> **Goal**
Each line of the listing that contains the word "хранить" is to be copied.

(Part of a data file)
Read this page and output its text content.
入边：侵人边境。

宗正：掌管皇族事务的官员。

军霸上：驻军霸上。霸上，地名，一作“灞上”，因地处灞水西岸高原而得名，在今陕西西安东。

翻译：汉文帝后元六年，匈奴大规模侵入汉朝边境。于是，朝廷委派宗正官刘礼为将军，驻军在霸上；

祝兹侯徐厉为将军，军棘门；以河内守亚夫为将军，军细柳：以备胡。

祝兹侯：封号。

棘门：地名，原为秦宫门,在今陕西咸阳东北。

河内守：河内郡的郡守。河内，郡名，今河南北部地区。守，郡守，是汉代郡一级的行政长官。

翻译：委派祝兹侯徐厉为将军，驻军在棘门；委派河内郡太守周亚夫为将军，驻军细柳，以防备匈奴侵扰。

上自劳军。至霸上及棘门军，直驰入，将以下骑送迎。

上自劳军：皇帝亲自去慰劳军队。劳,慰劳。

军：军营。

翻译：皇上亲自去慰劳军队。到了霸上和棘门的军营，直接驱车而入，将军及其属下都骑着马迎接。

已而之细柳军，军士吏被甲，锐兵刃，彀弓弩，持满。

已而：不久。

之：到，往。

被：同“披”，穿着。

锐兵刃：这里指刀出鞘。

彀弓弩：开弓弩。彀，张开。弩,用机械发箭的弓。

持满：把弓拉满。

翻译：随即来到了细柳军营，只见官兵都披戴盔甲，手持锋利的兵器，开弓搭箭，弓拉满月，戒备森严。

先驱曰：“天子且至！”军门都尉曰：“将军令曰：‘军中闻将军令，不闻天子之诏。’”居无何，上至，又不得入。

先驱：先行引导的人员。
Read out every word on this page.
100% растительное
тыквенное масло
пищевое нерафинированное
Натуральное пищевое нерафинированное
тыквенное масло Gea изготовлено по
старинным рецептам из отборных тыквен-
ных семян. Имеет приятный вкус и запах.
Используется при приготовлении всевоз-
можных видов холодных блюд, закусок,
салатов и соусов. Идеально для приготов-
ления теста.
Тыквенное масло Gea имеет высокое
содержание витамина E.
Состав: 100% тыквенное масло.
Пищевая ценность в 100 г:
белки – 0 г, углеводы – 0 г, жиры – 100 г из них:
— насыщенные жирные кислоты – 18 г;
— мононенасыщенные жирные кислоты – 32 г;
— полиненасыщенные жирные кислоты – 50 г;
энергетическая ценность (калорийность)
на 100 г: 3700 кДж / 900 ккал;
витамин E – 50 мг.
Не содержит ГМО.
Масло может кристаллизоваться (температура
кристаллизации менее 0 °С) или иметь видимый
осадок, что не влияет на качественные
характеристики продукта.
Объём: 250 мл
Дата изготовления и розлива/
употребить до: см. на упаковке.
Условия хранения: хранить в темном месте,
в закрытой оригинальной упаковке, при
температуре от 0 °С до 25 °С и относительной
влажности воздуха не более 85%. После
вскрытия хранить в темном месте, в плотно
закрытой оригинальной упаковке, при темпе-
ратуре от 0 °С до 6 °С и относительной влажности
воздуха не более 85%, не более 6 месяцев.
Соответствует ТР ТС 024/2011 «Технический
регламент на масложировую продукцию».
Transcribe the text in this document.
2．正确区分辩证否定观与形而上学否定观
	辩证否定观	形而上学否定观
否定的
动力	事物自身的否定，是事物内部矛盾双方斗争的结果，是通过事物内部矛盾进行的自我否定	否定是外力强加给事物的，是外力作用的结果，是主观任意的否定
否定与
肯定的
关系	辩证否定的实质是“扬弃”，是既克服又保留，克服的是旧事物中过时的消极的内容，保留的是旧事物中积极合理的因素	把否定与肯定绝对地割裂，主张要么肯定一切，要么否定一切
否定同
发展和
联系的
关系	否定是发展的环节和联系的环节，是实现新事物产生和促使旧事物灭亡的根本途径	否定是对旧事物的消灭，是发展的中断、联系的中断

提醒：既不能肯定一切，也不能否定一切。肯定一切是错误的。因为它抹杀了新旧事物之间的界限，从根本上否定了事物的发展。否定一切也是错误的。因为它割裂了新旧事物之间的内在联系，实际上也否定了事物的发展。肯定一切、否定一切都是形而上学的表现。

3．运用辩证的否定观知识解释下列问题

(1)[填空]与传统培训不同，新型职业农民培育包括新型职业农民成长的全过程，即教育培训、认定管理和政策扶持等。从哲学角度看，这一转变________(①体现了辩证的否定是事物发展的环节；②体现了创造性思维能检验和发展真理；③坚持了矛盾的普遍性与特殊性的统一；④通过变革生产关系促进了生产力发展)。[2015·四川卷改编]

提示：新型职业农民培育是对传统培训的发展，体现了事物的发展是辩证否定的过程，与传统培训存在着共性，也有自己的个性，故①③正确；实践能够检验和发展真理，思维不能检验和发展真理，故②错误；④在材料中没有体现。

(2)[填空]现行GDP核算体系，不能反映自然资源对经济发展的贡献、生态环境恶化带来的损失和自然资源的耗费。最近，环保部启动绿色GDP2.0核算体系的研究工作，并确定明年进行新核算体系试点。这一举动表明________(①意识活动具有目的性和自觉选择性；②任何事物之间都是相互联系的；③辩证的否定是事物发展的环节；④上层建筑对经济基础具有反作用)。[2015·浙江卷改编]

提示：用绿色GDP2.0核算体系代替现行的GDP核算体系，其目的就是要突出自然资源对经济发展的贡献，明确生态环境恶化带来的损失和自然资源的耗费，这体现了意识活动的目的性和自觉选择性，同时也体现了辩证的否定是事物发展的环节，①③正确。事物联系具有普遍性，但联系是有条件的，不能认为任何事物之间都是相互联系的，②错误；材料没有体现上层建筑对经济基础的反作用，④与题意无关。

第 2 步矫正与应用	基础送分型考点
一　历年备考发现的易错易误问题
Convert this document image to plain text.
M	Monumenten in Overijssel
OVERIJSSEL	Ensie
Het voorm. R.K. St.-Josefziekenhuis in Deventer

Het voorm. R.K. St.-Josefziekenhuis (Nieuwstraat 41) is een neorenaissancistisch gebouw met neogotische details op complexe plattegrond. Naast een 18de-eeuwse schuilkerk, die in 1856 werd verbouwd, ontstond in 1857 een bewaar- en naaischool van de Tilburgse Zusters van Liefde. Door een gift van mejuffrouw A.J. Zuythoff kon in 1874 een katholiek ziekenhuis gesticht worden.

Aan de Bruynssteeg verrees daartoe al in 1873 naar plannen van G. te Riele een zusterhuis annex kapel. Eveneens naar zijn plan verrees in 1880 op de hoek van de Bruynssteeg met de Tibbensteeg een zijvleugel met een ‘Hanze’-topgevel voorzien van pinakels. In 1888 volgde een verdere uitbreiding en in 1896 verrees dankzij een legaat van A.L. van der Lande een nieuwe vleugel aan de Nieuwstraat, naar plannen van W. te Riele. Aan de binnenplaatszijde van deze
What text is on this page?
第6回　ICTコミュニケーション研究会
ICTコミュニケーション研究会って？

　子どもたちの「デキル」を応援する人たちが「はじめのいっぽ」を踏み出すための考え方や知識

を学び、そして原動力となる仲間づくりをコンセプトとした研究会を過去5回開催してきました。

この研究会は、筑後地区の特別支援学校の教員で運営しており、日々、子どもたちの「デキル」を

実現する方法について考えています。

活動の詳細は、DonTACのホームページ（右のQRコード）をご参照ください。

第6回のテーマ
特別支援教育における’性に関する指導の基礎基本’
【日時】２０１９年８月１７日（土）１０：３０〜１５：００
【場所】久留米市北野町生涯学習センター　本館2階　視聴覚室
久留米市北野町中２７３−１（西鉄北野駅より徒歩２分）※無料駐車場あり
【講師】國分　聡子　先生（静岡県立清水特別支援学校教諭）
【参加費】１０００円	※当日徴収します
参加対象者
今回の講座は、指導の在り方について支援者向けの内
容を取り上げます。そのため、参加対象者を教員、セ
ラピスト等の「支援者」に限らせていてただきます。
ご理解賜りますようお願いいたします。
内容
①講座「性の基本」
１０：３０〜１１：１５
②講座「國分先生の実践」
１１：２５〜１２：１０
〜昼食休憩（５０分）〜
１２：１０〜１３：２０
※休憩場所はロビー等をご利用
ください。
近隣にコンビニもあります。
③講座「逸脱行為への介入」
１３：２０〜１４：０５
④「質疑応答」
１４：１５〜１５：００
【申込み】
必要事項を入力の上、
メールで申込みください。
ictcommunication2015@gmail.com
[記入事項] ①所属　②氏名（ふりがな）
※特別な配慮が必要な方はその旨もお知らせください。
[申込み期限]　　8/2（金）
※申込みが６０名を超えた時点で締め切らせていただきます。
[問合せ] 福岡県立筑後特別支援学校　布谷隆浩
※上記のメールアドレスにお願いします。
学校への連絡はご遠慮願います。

> **Exercise result**
Условия хранения: хранить в темном месте,
вскрытия хранить в темном месте, в плотно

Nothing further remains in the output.